_YOUR TASK_: Quote, verbatim, all material below, without pictures.

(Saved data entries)
⟨

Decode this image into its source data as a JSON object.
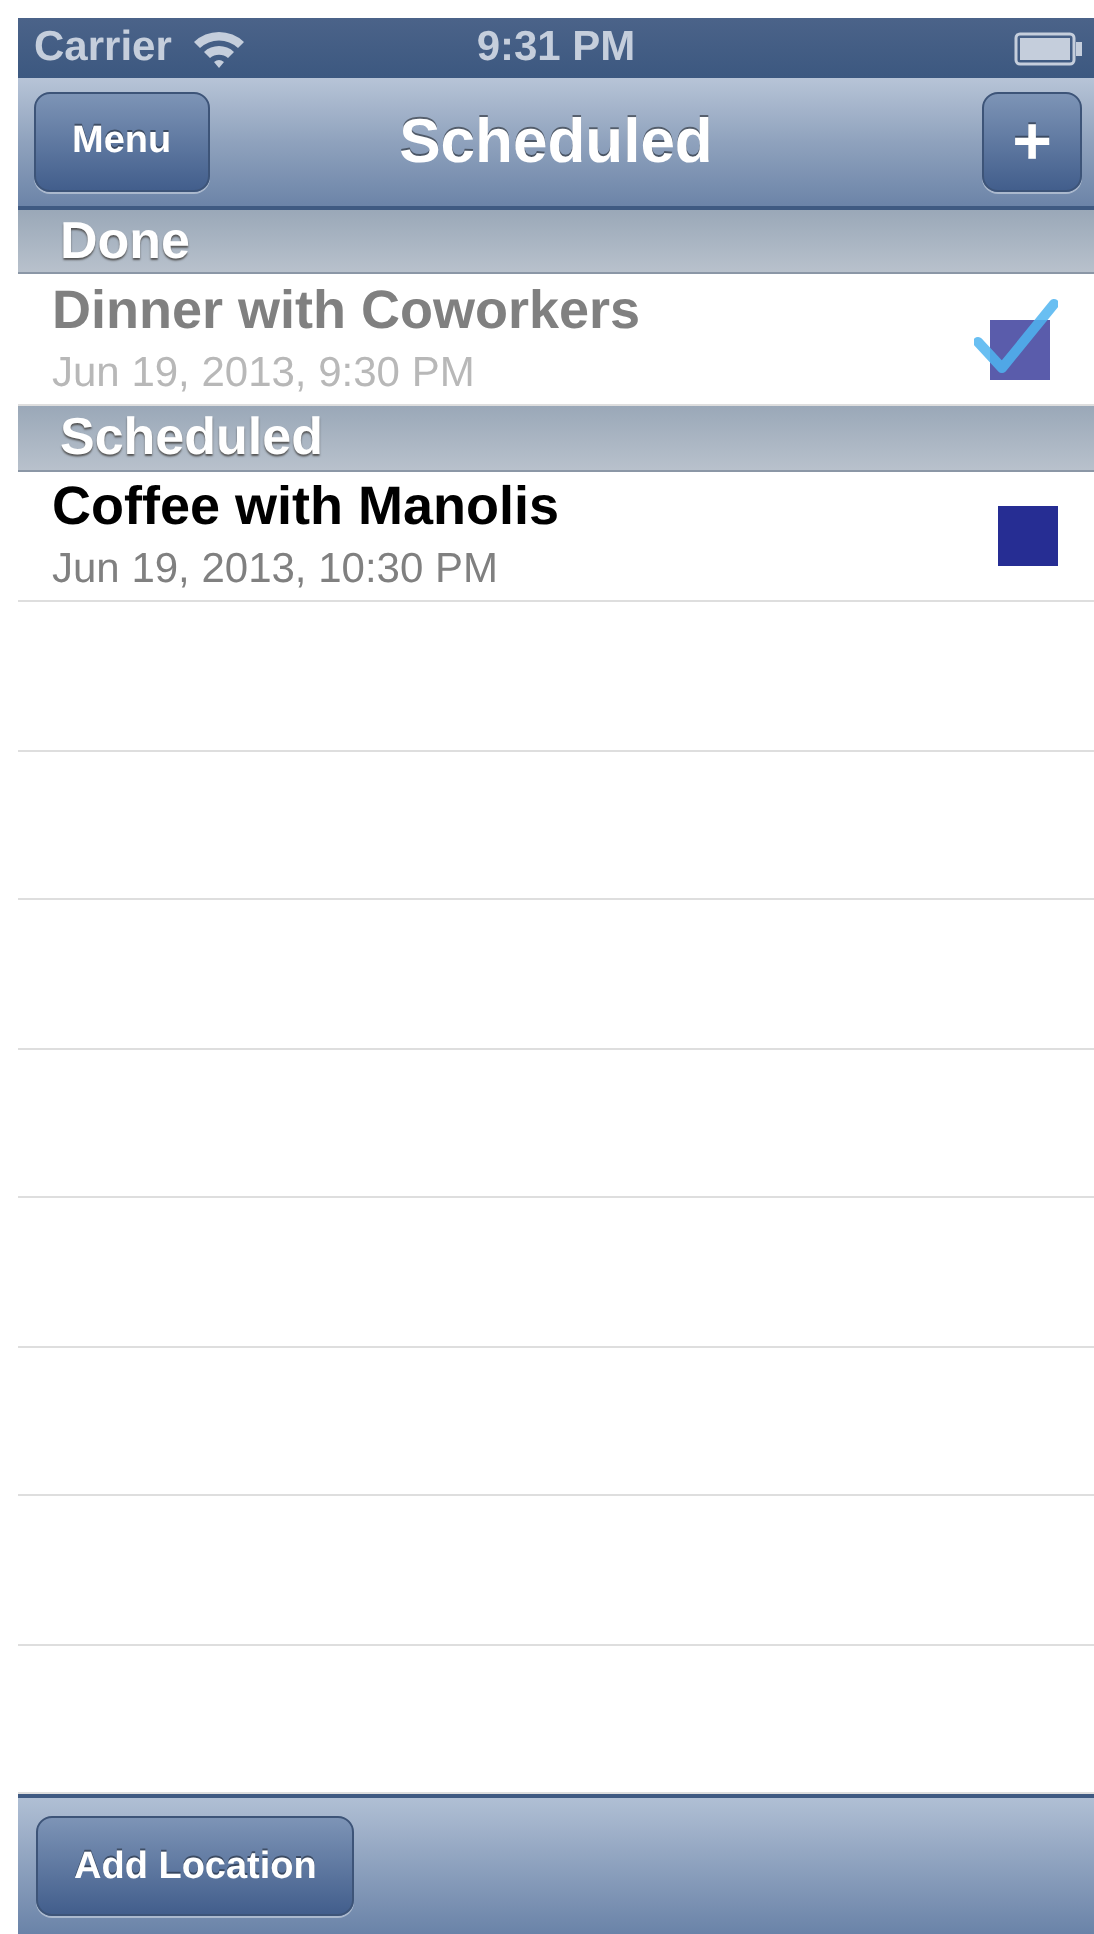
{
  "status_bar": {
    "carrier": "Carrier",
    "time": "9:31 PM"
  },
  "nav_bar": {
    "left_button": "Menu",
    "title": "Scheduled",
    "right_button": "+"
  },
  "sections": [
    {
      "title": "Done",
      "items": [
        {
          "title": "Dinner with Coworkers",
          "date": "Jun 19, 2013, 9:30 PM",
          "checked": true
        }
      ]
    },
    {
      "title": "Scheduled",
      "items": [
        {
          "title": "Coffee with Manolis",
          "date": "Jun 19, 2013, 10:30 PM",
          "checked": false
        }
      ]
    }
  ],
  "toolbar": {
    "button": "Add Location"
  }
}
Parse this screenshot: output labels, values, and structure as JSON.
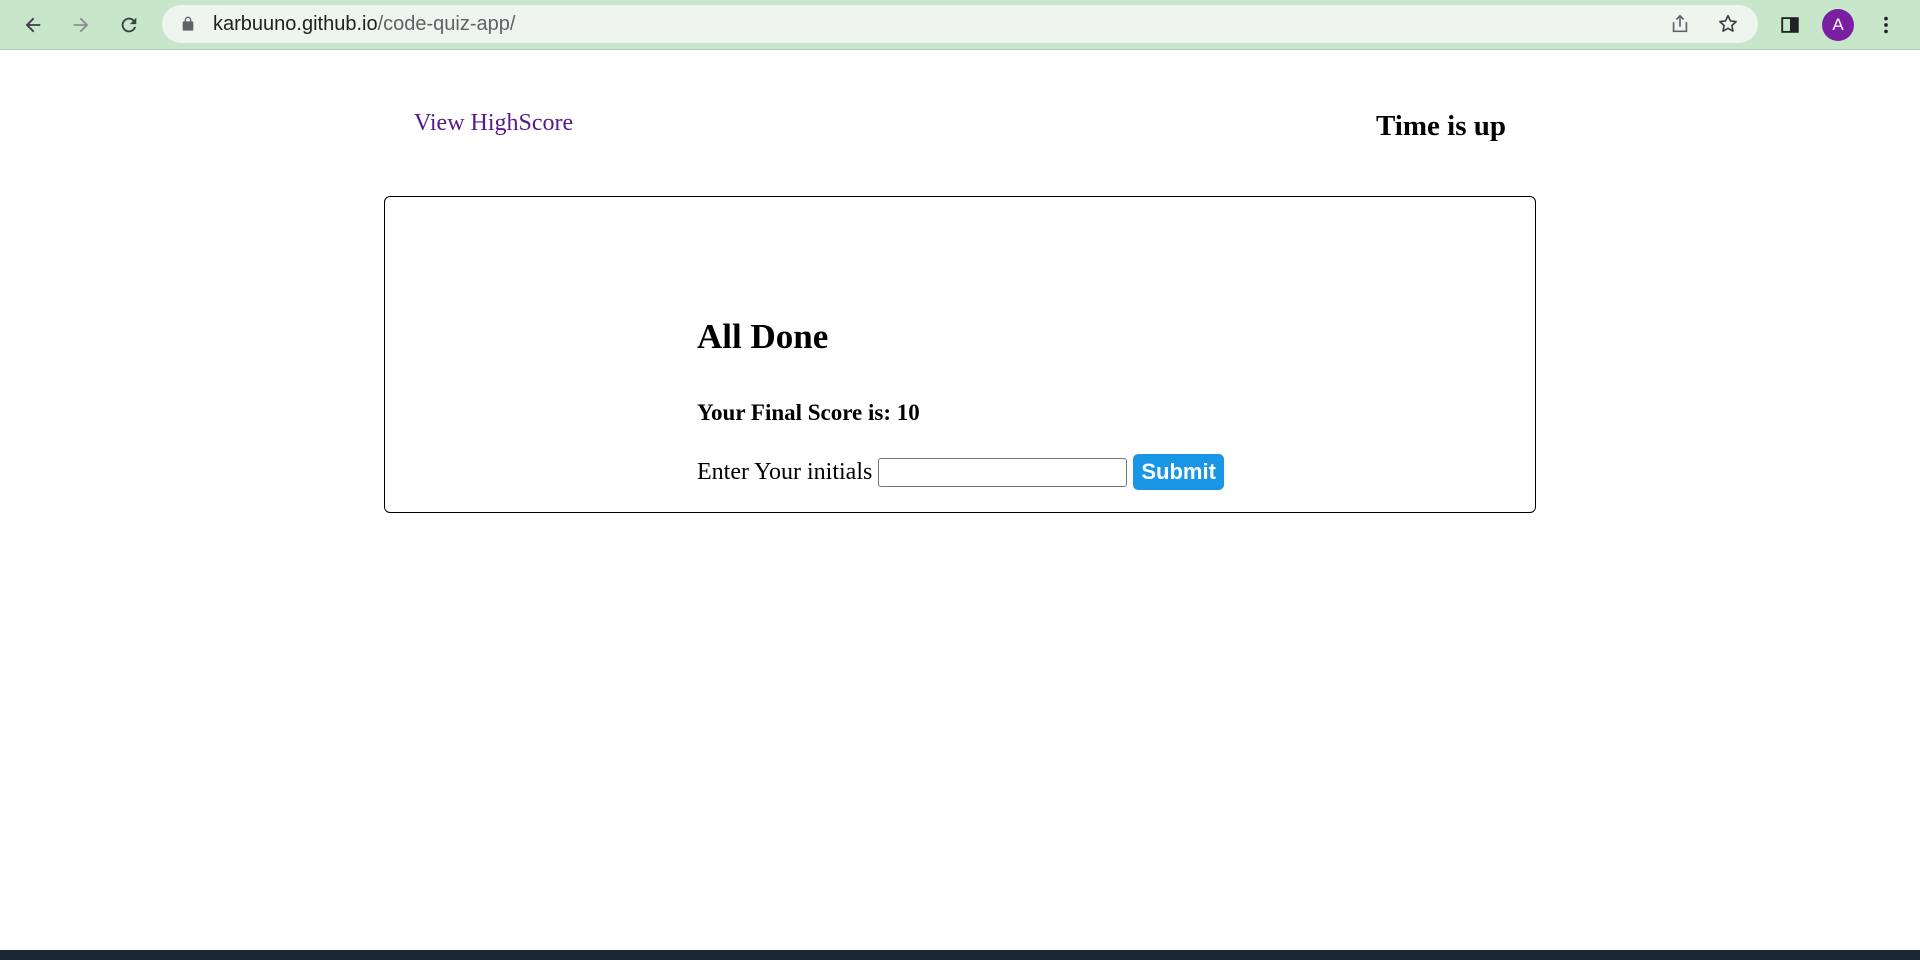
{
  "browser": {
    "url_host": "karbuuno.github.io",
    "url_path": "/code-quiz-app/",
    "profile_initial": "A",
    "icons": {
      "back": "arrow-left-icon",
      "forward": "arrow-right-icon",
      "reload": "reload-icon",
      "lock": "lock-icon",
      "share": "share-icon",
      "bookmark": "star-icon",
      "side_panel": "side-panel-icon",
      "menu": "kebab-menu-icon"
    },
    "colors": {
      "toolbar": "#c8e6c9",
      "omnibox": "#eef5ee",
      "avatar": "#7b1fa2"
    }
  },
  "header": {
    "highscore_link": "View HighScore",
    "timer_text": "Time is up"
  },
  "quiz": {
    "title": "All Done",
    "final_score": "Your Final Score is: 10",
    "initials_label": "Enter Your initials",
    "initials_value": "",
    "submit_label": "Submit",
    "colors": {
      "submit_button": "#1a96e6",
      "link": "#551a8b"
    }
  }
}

⟩

_ANSWER FOR THIS EXERCISE_:
Decode this image into its source data as a JSON object.
{
  "status_bar": {
    "carrier": "Carrier",
    "time": "9:31 PM"
  },
  "nav_bar": {
    "left_button": "Menu",
    "title": "Scheduled",
    "right_button": "+"
  },
  "sections": [
    {
      "title": "Done",
      "items": [
        {
          "title": "Dinner with Coworkers",
          "date": "Jun 19, 2013, 9:30 PM",
          "checked": true
        }
      ]
    },
    {
      "title": "Scheduled",
      "items": [
        {
          "title": "Coffee with Manolis",
          "date": "Jun 19, 2013, 10:30 PM",
          "checked": false
        }
      ]
    }
  ],
  "toolbar": {
    "button": "Add Location"
  }
}
Parse this screenshot: output labels, values, and structure as JSON.
{
  "browser": {
    "url_host": "karbuuno.github.io",
    "url_path": "/code-quiz-app/",
    "profile_initial": "A",
    "icons": {
      "back": "arrow-left-icon",
      "forward": "arrow-right-icon",
      "reload": "reload-icon",
      "lock": "lock-icon",
      "share": "share-icon",
      "bookmark": "star-icon",
      "side_panel": "side-panel-icon",
      "menu": "kebab-menu-icon"
    },
    "colors": {
      "toolbar": "#c8e6c9",
      "omnibox": "#eef5ee",
      "avatar": "#7b1fa2"
    }
  },
  "header": {
    "highscore_link": "View HighScore",
    "timer_text": "Time is up"
  },
  "quiz": {
    "title": "All Done",
    "final_score": "Your Final Score is: 10",
    "initials_label": "Enter Your initials",
    "initials_value": "",
    "submit_label": "Submit",
    "colors": {
      "submit_button": "#1a96e6",
      "link": "#551a8b"
    }
  }
}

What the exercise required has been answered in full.